# Start of ARTICLE

She broke up with me a few weeks ago. She said she was going to take a break from relationships because she had always moved from one relationship to another with few breaks in between. I find out that a little while after she broke up with me her ex, who broke her heart, came back and wanted to get back together. I cant believe she agreed and it took about a week of them seeing each other to pick up where they left off.

 

I'm so angry and hurt! I know she didn't lie to me, but it sure feels like it. Some break from relationships. I guess she never got over her ex.

 

Problem is I still love her and I still talk to her and we have some mutual friends. I want to move on and I don't want to move on. I've thought about trying to find someone else, but whenever I look at another woman I compare the woman with her.

 

I feel like screaming. Ahhhhhhhh!

 

In need of some sympathy.

Posted

Just want you to know that I can relate to how you are feeling and I'm sorry that you are in this situation - you have my sympathy ;). It hurts to know that someone can just jump into another relationship so soon after leaving you.. the same thing happened to me.

# End of ARTICLE

- [OBJECTIVE A]
Quote each sentence of the opening paragraph of the breakup post, one per line.

# Start of THE RECORDS

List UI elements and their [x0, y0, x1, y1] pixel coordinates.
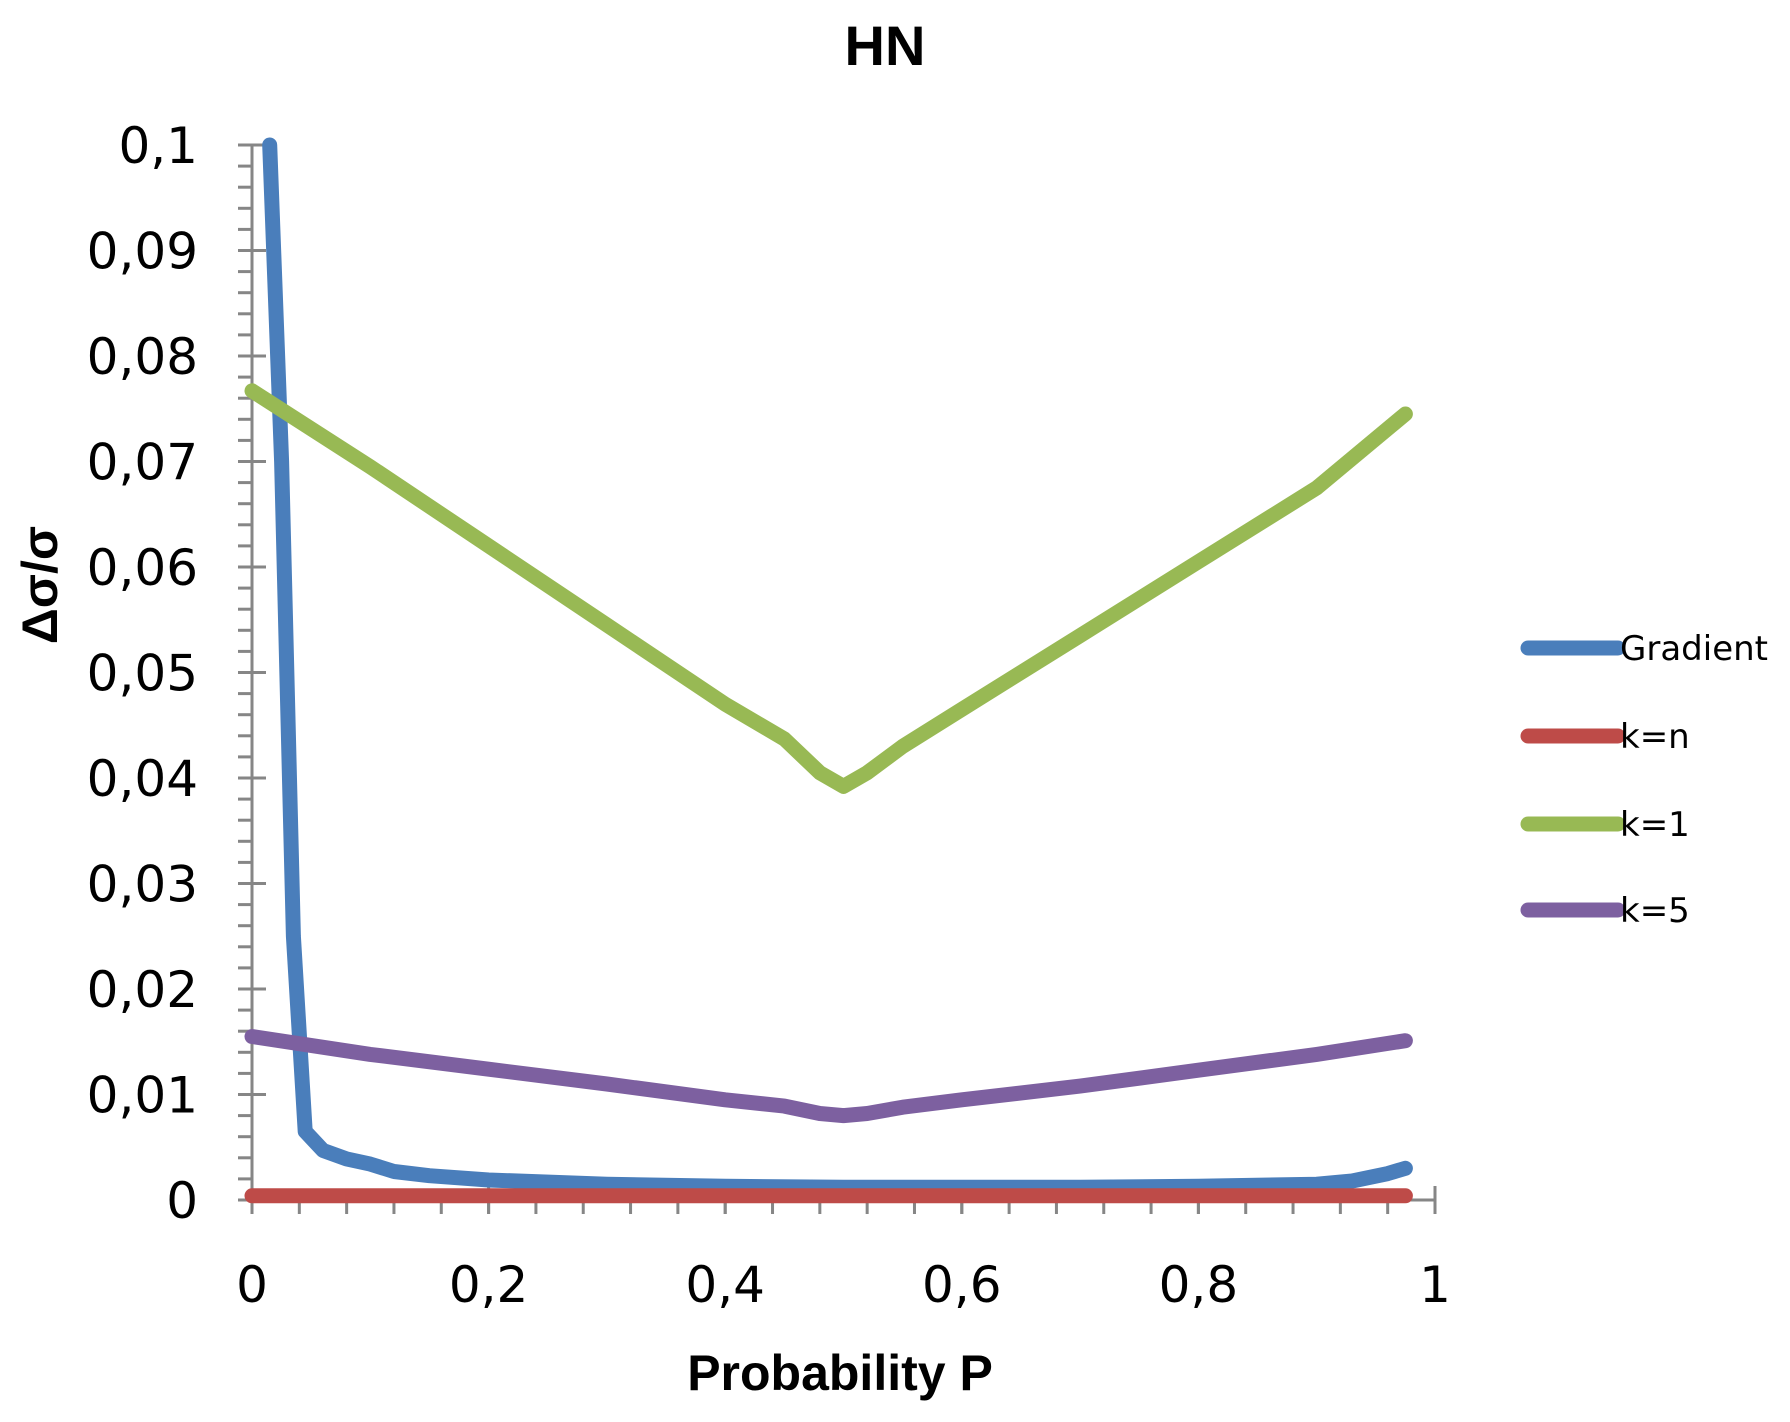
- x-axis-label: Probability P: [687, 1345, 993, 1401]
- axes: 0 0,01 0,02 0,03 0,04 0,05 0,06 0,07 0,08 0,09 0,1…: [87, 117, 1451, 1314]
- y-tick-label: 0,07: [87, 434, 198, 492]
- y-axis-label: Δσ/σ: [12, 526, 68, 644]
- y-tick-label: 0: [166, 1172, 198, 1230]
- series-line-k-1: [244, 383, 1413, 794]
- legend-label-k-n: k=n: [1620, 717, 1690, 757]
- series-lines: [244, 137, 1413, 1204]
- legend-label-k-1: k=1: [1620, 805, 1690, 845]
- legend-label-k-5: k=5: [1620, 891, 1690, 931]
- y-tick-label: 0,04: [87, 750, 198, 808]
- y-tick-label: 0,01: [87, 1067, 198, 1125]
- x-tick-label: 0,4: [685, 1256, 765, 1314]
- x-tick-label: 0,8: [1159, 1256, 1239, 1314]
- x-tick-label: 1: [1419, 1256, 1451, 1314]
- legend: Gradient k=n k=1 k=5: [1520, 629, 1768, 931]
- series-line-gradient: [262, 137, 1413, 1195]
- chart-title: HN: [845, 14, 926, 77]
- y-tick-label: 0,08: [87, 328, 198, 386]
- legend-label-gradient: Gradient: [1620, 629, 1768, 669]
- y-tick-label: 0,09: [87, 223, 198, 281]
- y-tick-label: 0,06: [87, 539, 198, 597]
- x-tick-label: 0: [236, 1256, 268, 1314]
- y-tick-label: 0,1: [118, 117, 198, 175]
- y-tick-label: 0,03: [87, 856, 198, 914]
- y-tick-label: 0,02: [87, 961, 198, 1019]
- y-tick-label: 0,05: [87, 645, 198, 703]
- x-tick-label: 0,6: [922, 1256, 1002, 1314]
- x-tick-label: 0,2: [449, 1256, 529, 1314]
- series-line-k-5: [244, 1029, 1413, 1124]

# End of THE RECORDS

- [OBJECTIVE B]
In the records, rewrite everything from the line containing "- x-axis-label: Probability" down to the line containing "- legend-label-k-n: k=n: [1620, 717, 1690, 757]", renaming "Probability" to "Likelihood" and leaving all else unchanged.

- [RESPONSE A]
She broke up with me a few weeks ago.
She said she was going to take a break from relationships because she had always moved from one relationship to another with few breaks in between.
I find out that a little while after she broke up with me her ex, who broke her heart, came back and wanted to get back together.
I cant believe she agreed and it took about a week of them seeing each other to pick up where they left off.

- [RESPONSE B]
- x-axis-label: Likelihood P: [687, 1345, 993, 1401]
- axes: 0 0,01 0,02 0,03 0,04 0,05 0,06 0,07 0,08 0,09 0,1…: [87, 117, 1451, 1314]
- y-tick-label: 0,07: [87, 434, 198, 492]
- y-axis-label: Δσ/σ: [12, 526, 68, 644]
- y-tick-label: 0: [166, 1172, 198, 1230]
- series-line-k-1: [244, 383, 1413, 794]
- legend-label-k-n: k=n: [1620, 717, 1690, 757]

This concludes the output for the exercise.